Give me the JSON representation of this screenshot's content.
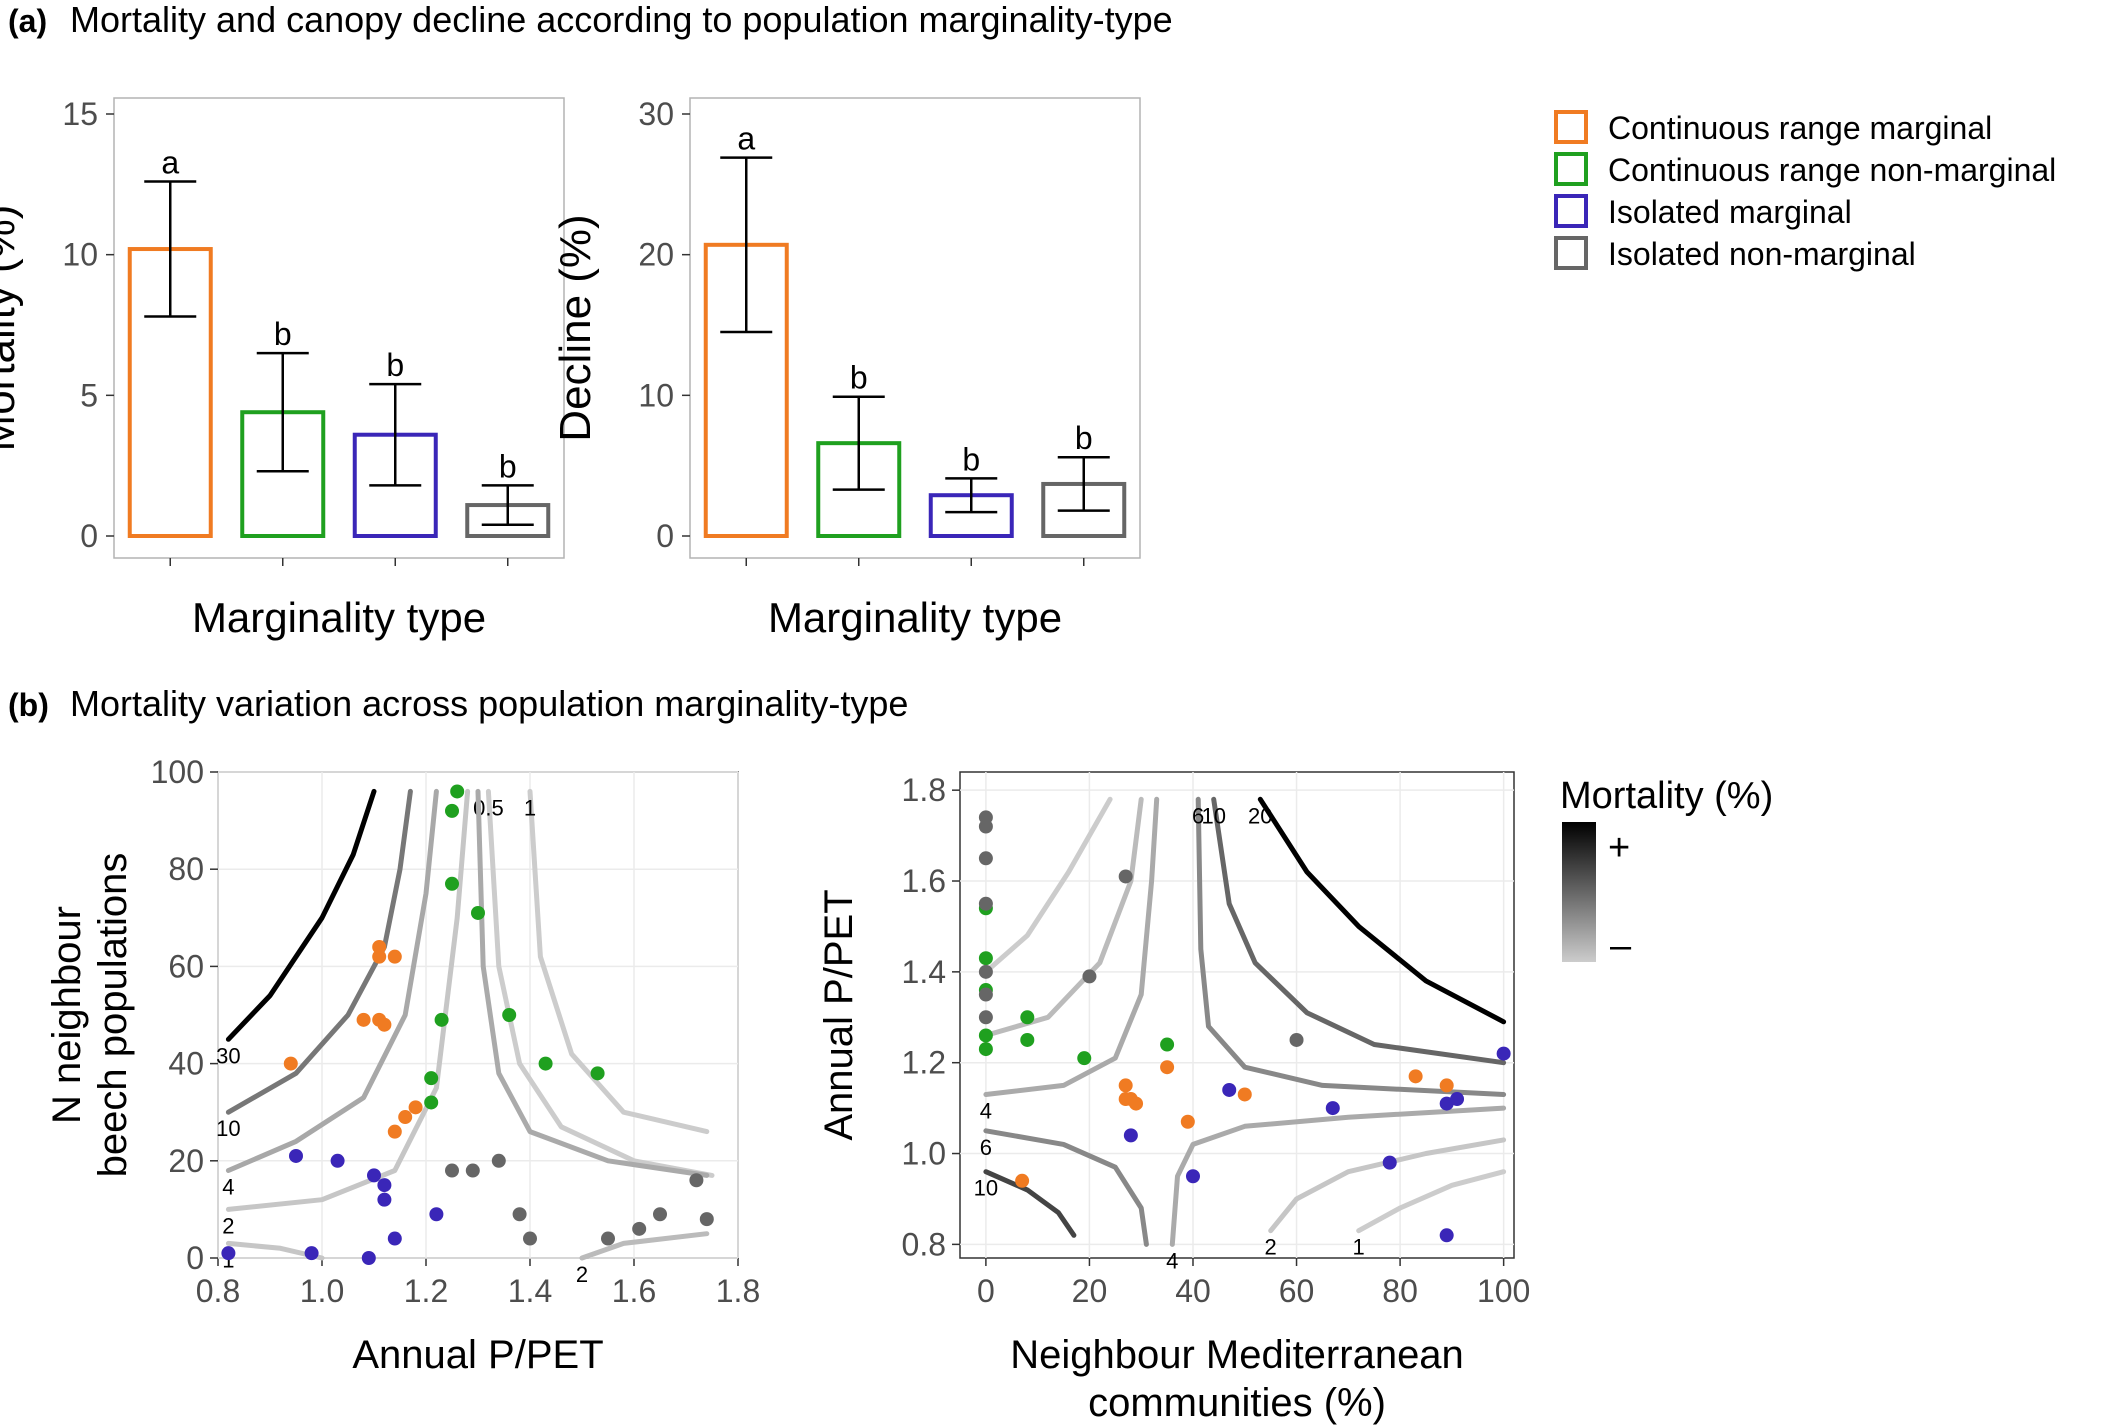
{
  "panel_a": {
    "letter": "(a)",
    "heading": "Mortality and canopy decline according to population marginality-type"
  },
  "panel_b": {
    "letter": "(b)",
    "heading": "Mortality variation across population marginality-type"
  },
  "legend": {
    "items": [
      {
        "label": "Continuous range marginal",
        "color": "#f07b22"
      },
      {
        "label": "Continuous range non-marginal",
        "color": "#1fa01f"
      },
      {
        "label": "Isolated marginal",
        "color": "#3a26b8"
      },
      {
        "label": "Isolated non-marginal",
        "color": "#666666"
      }
    ]
  },
  "gradient_legend": {
    "title": "Mortality (%)",
    "plus": "+",
    "minus": "–",
    "colors": [
      "#000000",
      "#cccccc"
    ]
  },
  "chart_data": [
    {
      "type": "bar",
      "xlabel": "Marginality type",
      "ylabel": "Mortality (%)",
      "ylim": [
        0,
        15
      ],
      "yticks": [
        0,
        5,
        10,
        15
      ],
      "categories": [
        "Continuous range marginal",
        "Continuous range non-marginal",
        "Isolated marginal",
        "Isolated non-marginal"
      ],
      "values": [
        10.2,
        4.4,
        3.6,
        1.1
      ],
      "error_low": [
        7.8,
        2.3,
        1.8,
        0.4
      ],
      "error_high": [
        12.6,
        6.5,
        5.4,
        1.8
      ],
      "labels": [
        "a",
        "b",
        "b",
        "b"
      ],
      "colors": [
        "#f07b22",
        "#1fa01f",
        "#3a26b8",
        "#666666"
      ]
    },
    {
      "type": "bar",
      "xlabel": "Marginality type",
      "ylabel": "Decline (%)",
      "ylim": [
        0,
        30
      ],
      "yticks": [
        0,
        10,
        20,
        30
      ],
      "categories": [
        "Continuous range marginal",
        "Continuous range non-marginal",
        "Isolated marginal",
        "Isolated non-marginal"
      ],
      "values": [
        20.7,
        6.6,
        2.9,
        3.7
      ],
      "error_low": [
        14.5,
        3.3,
        1.7,
        1.8
      ],
      "error_high": [
        26.9,
        9.9,
        4.1,
        5.6
      ],
      "labels": [
        "a",
        "b",
        "b",
        "b"
      ],
      "colors": [
        "#f07b22",
        "#1fa01f",
        "#3a26b8",
        "#666666"
      ]
    },
    {
      "type": "scatter",
      "xlabel": "Annual P/PET",
      "ylabel": "N neighbour beech populations",
      "xlim": [
        0.8,
        1.8
      ],
      "ylim": [
        0,
        100
      ],
      "xticks": [
        "0.8",
        "1.0",
        "1.2",
        "1.4",
        "1.6",
        "1.8"
      ],
      "yticks": [
        "0",
        "20",
        "40",
        "60",
        "80",
        "100"
      ],
      "grid": true,
      "contours": [
        {
          "label": "30",
          "color": "#000000",
          "x": [
            0.82,
            0.9,
            1.0,
            1.06,
            1.1
          ],
          "y": [
            45,
            54,
            70,
            83,
            96
          ]
        },
        {
          "label": "10",
          "color": "#777777",
          "x": [
            0.82,
            0.95,
            1.05,
            1.12,
            1.15,
            1.17
          ],
          "y": [
            30,
            38,
            50,
            64,
            80,
            96
          ]
        },
        {
          "label": "4",
          "color": "#a8a8a8",
          "x": [
            0.82,
            0.95,
            1.08,
            1.16,
            1.2,
            1.22
          ],
          "y": [
            18,
            24,
            33,
            50,
            75,
            96
          ]
        },
        {
          "label": "2",
          "color": "#c6c6c6",
          "x": [
            0.82,
            1.0,
            1.14,
            1.22,
            1.26,
            1.28
          ],
          "y": [
            10,
            12,
            18,
            35,
            70,
            96
          ]
        },
        {
          "label": "1",
          "color": "#c6c6c6",
          "x": [
            0.82,
            0.92,
            1.0
          ],
          "y": [
            3,
            2,
            0
          ]
        },
        {
          "label": "0.5",
          "color": "#cccccc",
          "x": [
            1.32,
            1.34,
            1.38,
            1.46,
            1.6,
            1.75
          ],
          "y": [
            96,
            60,
            40,
            27,
            20,
            17
          ]
        },
        {
          "label": "",
          "color": "#aaaaaa",
          "x": [
            1.3,
            1.31,
            1.34,
            1.4,
            1.55,
            1.74
          ],
          "y": [
            96,
            60,
            38,
            26,
            20,
            17
          ]
        },
        {
          "label": "1",
          "color": "#cccccc",
          "x": [
            1.4,
            1.42,
            1.48,
            1.58,
            1.74
          ],
          "y": [
            96,
            62,
            42,
            30,
            26
          ]
        },
        {
          "label": "2",
          "color": "#bbbbbb",
          "x": [
            1.5,
            1.58,
            1.74
          ],
          "y": [
            0,
            3,
            5
          ]
        }
      ],
      "points": [
        {
          "x": 0.94,
          "y": 40,
          "group": "Continuous range marginal"
        },
        {
          "x": 1.08,
          "y": 49,
          "group": "Continuous range marginal"
        },
        {
          "x": 1.11,
          "y": 49,
          "group": "Continuous range marginal"
        },
        {
          "x": 1.12,
          "y": 48,
          "group": "Continuous range marginal"
        },
        {
          "x": 1.11,
          "y": 62,
          "group": "Continuous range marginal"
        },
        {
          "x": 1.11,
          "y": 64,
          "group": "Continuous range marginal"
        },
        {
          "x": 1.14,
          "y": 62,
          "group": "Continuous range marginal"
        },
        {
          "x": 1.14,
          "y": 26,
          "group": "Continuous range marginal"
        },
        {
          "x": 1.16,
          "y": 29,
          "group": "Continuous range marginal"
        },
        {
          "x": 1.18,
          "y": 31,
          "group": "Continuous range marginal"
        },
        {
          "x": 1.26,
          "y": 96,
          "group": "Continuous range non-marginal"
        },
        {
          "x": 1.25,
          "y": 92,
          "group": "Continuous range non-marginal"
        },
        {
          "x": 1.25,
          "y": 77,
          "group": "Continuous range non-marginal"
        },
        {
          "x": 1.3,
          "y": 71,
          "group": "Continuous range non-marginal"
        },
        {
          "x": 1.23,
          "y": 49,
          "group": "Continuous range non-marginal"
        },
        {
          "x": 1.36,
          "y": 50,
          "group": "Continuous range non-marginal"
        },
        {
          "x": 1.43,
          "y": 40,
          "group": "Continuous range non-marginal"
        },
        {
          "x": 1.53,
          "y": 38,
          "group": "Continuous range non-marginal"
        },
        {
          "x": 1.21,
          "y": 37,
          "group": "Continuous range non-marginal"
        },
        {
          "x": 1.21,
          "y": 32,
          "group": "Continuous range non-marginal"
        },
        {
          "x": 0.95,
          "y": 21,
          "group": "Isolated marginal"
        },
        {
          "x": 1.03,
          "y": 20,
          "group": "Isolated marginal"
        },
        {
          "x": 1.1,
          "y": 17,
          "group": "Isolated marginal"
        },
        {
          "x": 1.12,
          "y": 15,
          "group": "Isolated marginal"
        },
        {
          "x": 1.12,
          "y": 12,
          "group": "Isolated marginal"
        },
        {
          "x": 1.22,
          "y": 9,
          "group": "Isolated marginal"
        },
        {
          "x": 1.14,
          "y": 4,
          "group": "Isolated marginal"
        },
        {
          "x": 0.82,
          "y": 1,
          "group": "Isolated marginal"
        },
        {
          "x": 0.98,
          "y": 1,
          "group": "Isolated marginal"
        },
        {
          "x": 1.09,
          "y": 0,
          "group": "Isolated marginal"
        },
        {
          "x": 1.25,
          "y": 18,
          "group": "Isolated non-marginal"
        },
        {
          "x": 1.29,
          "y": 18,
          "group": "Isolated non-marginal"
        },
        {
          "x": 1.34,
          "y": 20,
          "group": "Isolated non-marginal"
        },
        {
          "x": 1.38,
          "y": 9,
          "group": "Isolated non-marginal"
        },
        {
          "x": 1.4,
          "y": 4,
          "group": "Isolated non-marginal"
        },
        {
          "x": 1.55,
          "y": 4,
          "group": "Isolated non-marginal"
        },
        {
          "x": 1.61,
          "y": 6,
          "group": "Isolated non-marginal"
        },
        {
          "x": 1.65,
          "y": 9,
          "group": "Isolated non-marginal"
        },
        {
          "x": 1.72,
          "y": 16,
          "group": "Isolated non-marginal"
        },
        {
          "x": 1.74,
          "y": 8,
          "group": "Isolated non-marginal"
        }
      ]
    },
    {
      "type": "scatter",
      "xlabel": "Neighbour Mediterranean communities (%)",
      "ylabel": "Annual P/PET",
      "xlim": [
        -5,
        102
      ],
      "ylim": [
        0.77,
        1.84
      ],
      "xticks": [
        "0",
        "20",
        "40",
        "60",
        "80",
        "100"
      ],
      "yticks": [
        "0.8",
        "1.0",
        "1.2",
        "1.4",
        "1.6",
        "1.8"
      ],
      "grid": true,
      "contours": [
        {
          "label": "20",
          "color": "#000000",
          "x": [
            53,
            62,
            72,
            85,
            100
          ],
          "y": [
            1.78,
            1.62,
            1.5,
            1.38,
            1.29
          ]
        },
        {
          "label": "10",
          "color": "#666666",
          "x": [
            44,
            47,
            52,
            62,
            75,
            100
          ],
          "y": [
            1.78,
            1.55,
            1.42,
            1.31,
            1.24,
            1.2
          ]
        },
        {
          "label": "6",
          "color": "#888888",
          "x": [
            41,
            41.5,
            43,
            50,
            65,
            100
          ],
          "y": [
            1.78,
            1.45,
            1.28,
            1.19,
            1.15,
            1.13
          ]
        },
        {
          "label": "4",
          "color": "#aaaaaa",
          "x": [
            0,
            15,
            25,
            30,
            32,
            33
          ],
          "y": [
            1.13,
            1.15,
            1.21,
            1.35,
            1.6,
            1.78
          ]
        },
        {
          "label": "",
          "color": "#bbbbbb",
          "x": [
            0,
            12,
            22,
            28,
            30
          ],
          "y": [
            1.26,
            1.3,
            1.42,
            1.6,
            1.78
          ]
        },
        {
          "label": "",
          "color": "#cccccc",
          "x": [
            0,
            8,
            16,
            24
          ],
          "y": [
            1.4,
            1.48,
            1.62,
            1.78
          ]
        },
        {
          "label": "10",
          "color": "#444444",
          "x": [
            0,
            8,
            14,
            17
          ],
          "y": [
            0.96,
            0.92,
            0.87,
            0.82
          ]
        },
        {
          "label": "6",
          "color": "#888888",
          "x": [
            0,
            15,
            25,
            30,
            31
          ],
          "y": [
            1.05,
            1.02,
            0.97,
            0.88,
            0.8
          ]
        },
        {
          "label": "4",
          "color": "#aaaaaa",
          "x": [
            36,
            37,
            40,
            50,
            70,
            100
          ],
          "y": [
            0.8,
            0.95,
            1.02,
            1.06,
            1.08,
            1.1
          ]
        },
        {
          "label": "2",
          "color": "#c6c6c6",
          "x": [
            55,
            60,
            70,
            85,
            100
          ],
          "y": [
            0.83,
            0.9,
            0.96,
            1.0,
            1.03
          ]
        },
        {
          "label": "1",
          "color": "#cccccc",
          "x": [
            72,
            80,
            90,
            100
          ],
          "y": [
            0.83,
            0.88,
            0.93,
            0.96
          ]
        }
      ],
      "points": [
        {
          "x": 7,
          "y": 0.94,
          "group": "Continuous range marginal"
        },
        {
          "x": 27,
          "y": 1.15,
          "group": "Continuous range marginal"
        },
        {
          "x": 27,
          "y": 1.12,
          "group": "Continuous range marginal"
        },
        {
          "x": 28,
          "y": 1.12,
          "group": "Continuous range marginal"
        },
        {
          "x": 29,
          "y": 1.11,
          "group": "Continuous range marginal"
        },
        {
          "x": 35,
          "y": 1.19,
          "group": "Continuous range marginal"
        },
        {
          "x": 39,
          "y": 1.07,
          "group": "Continuous range marginal"
        },
        {
          "x": 50,
          "y": 1.13,
          "group": "Continuous range marginal"
        },
        {
          "x": 83,
          "y": 1.17,
          "group": "Continuous range marginal"
        },
        {
          "x": 89,
          "y": 1.15,
          "group": "Continuous range marginal"
        },
        {
          "x": 0,
          "y": 1.54,
          "group": "Continuous range non-marginal"
        },
        {
          "x": 0,
          "y": 1.43,
          "group": "Continuous range non-marginal"
        },
        {
          "x": 0,
          "y": 1.36,
          "group": "Continuous range non-marginal"
        },
        {
          "x": 0,
          "y": 1.26,
          "group": "Continuous range non-marginal"
        },
        {
          "x": 0,
          "y": 1.23,
          "group": "Continuous range non-marginal"
        },
        {
          "x": 8,
          "y": 1.3,
          "group": "Continuous range non-marginal"
        },
        {
          "x": 8,
          "y": 1.25,
          "group": "Continuous range non-marginal"
        },
        {
          "x": 19,
          "y": 1.21,
          "group": "Continuous range non-marginal"
        },
        {
          "x": 35,
          "y": 1.24,
          "group": "Continuous range non-marginal"
        },
        {
          "x": 28,
          "y": 1.04,
          "group": "Isolated marginal"
        },
        {
          "x": 40,
          "y": 0.95,
          "group": "Isolated marginal"
        },
        {
          "x": 47,
          "y": 1.14,
          "group": "Isolated marginal"
        },
        {
          "x": 67,
          "y": 1.1,
          "group": "Isolated marginal"
        },
        {
          "x": 78,
          "y": 0.98,
          "group": "Isolated marginal"
        },
        {
          "x": 89,
          "y": 1.11,
          "group": "Isolated marginal"
        },
        {
          "x": 91,
          "y": 1.12,
          "group": "Isolated marginal"
        },
        {
          "x": 100,
          "y": 1.22,
          "group": "Isolated marginal"
        },
        {
          "x": 89,
          "y": 0.82,
          "group": "Isolated marginal"
        },
        {
          "x": 0,
          "y": 1.74,
          "group": "Isolated non-marginal"
        },
        {
          "x": 0,
          "y": 1.72,
          "group": "Isolated non-marginal"
        },
        {
          "x": 0,
          "y": 1.65,
          "group": "Isolated non-marginal"
        },
        {
          "x": 0,
          "y": 1.55,
          "group": "Isolated non-marginal"
        },
        {
          "x": 0,
          "y": 1.4,
          "group": "Isolated non-marginal"
        },
        {
          "x": 0,
          "y": 1.35,
          "group": "Isolated non-marginal"
        },
        {
          "x": 0,
          "y": 1.3,
          "group": "Isolated non-marginal"
        },
        {
          "x": 20,
          "y": 1.39,
          "group": "Isolated non-marginal"
        },
        {
          "x": 27,
          "y": 1.61,
          "group": "Isolated non-marginal"
        },
        {
          "x": 60,
          "y": 1.25,
          "group": "Isolated non-marginal"
        }
      ]
    }
  ]
}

= = = = =

### Goal
What count of lines in the listing contain the word "heading"? Reply with the number only.

### Exercise response
2